(Stored entries)
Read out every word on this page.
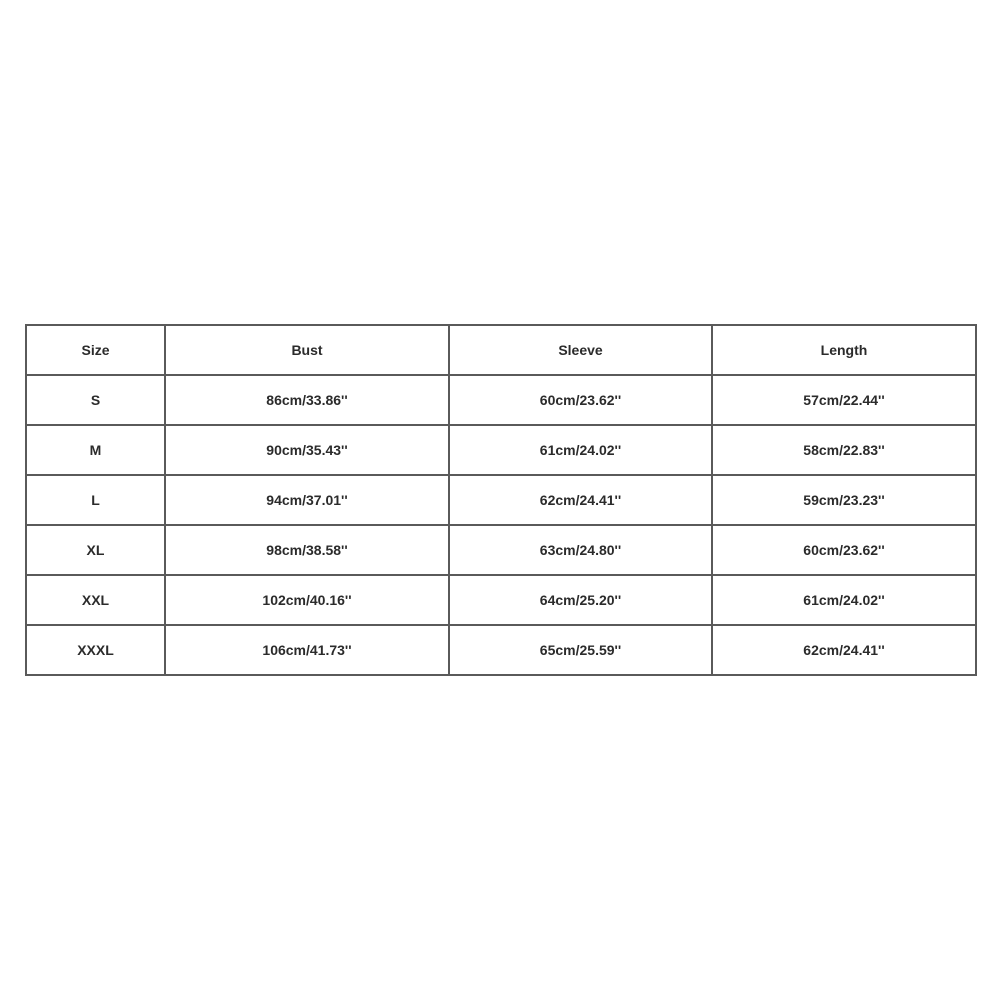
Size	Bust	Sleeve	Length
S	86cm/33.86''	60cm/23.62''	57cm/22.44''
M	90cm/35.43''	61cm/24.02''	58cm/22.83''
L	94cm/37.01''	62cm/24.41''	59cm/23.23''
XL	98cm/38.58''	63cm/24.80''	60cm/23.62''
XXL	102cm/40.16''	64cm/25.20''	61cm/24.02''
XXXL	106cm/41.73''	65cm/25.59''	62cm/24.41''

--

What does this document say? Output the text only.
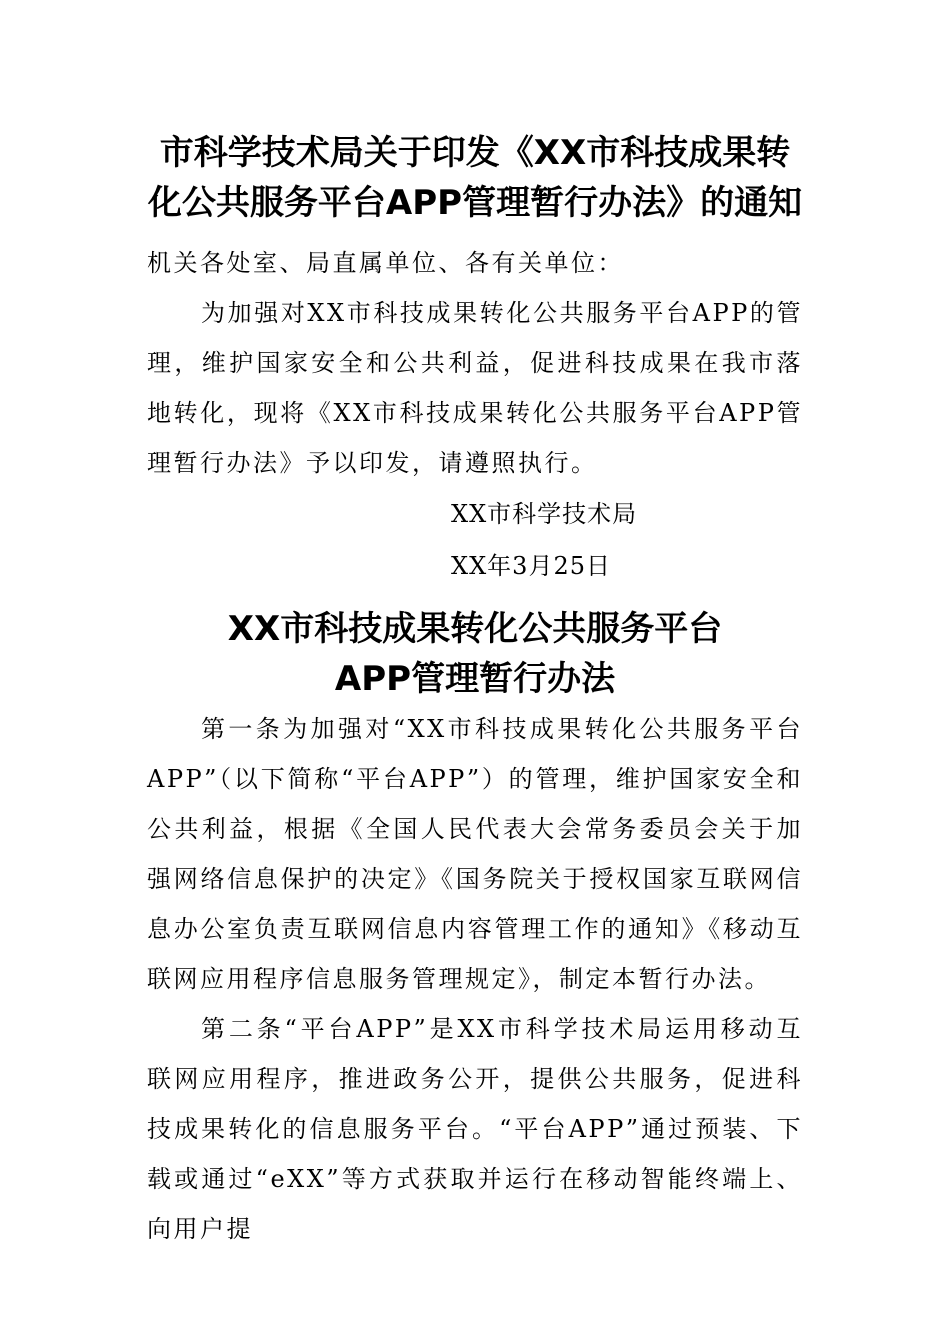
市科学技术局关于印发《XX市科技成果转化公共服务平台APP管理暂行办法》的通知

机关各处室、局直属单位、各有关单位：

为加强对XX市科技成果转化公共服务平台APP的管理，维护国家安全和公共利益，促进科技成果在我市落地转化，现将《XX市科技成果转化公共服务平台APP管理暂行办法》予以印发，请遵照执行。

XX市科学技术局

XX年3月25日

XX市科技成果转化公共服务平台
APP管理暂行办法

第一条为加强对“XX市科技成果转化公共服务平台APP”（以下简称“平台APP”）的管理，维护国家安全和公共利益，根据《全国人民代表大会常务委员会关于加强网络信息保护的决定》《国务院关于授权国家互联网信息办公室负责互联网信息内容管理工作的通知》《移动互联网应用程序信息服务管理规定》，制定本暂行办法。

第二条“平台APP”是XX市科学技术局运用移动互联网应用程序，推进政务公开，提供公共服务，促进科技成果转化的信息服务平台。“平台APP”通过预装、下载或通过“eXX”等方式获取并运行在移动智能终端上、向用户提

---

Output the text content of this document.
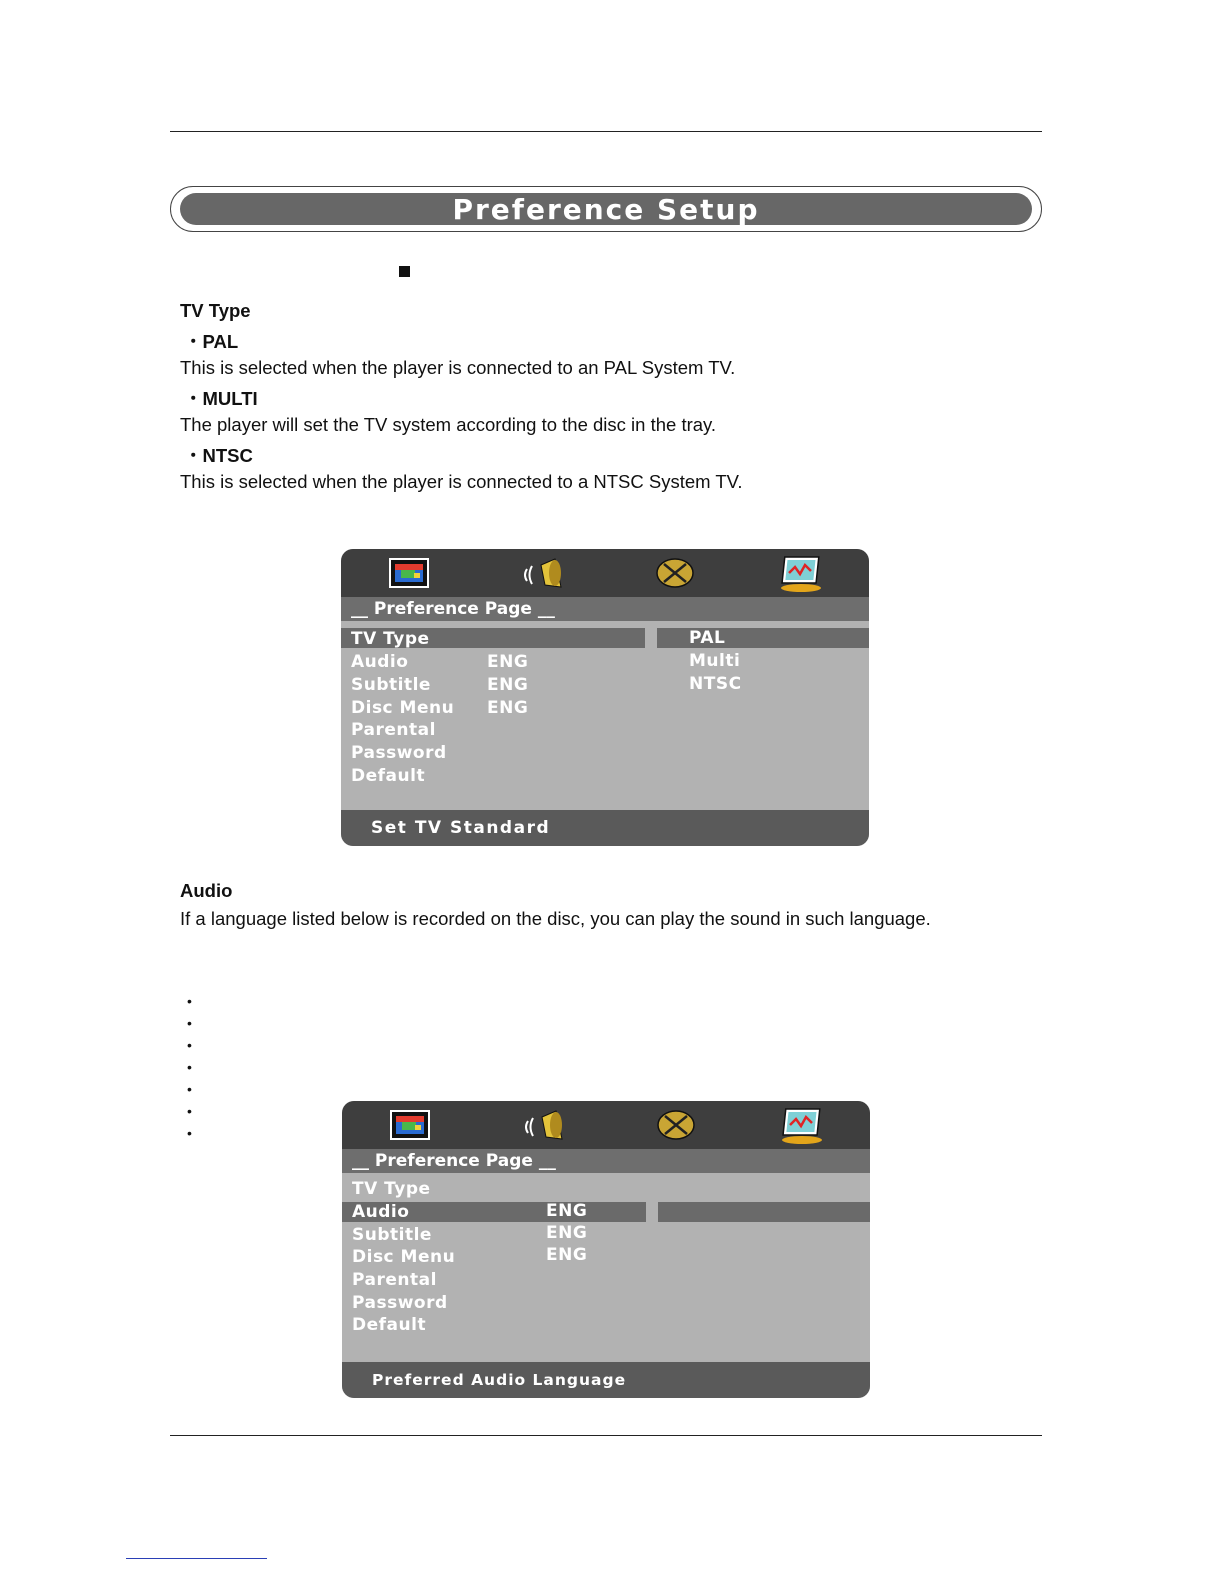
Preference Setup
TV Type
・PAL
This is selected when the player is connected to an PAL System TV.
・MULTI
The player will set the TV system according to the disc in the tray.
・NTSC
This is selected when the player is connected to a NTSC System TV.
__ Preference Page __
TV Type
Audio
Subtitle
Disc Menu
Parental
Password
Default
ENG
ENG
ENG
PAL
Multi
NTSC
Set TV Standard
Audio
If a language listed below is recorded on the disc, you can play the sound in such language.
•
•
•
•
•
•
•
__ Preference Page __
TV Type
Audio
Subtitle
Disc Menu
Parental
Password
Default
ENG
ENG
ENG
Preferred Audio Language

Written instruction: Check each line of the records above for the word "text", then give the number of lines that have it, with no other words.

Exercise output: 2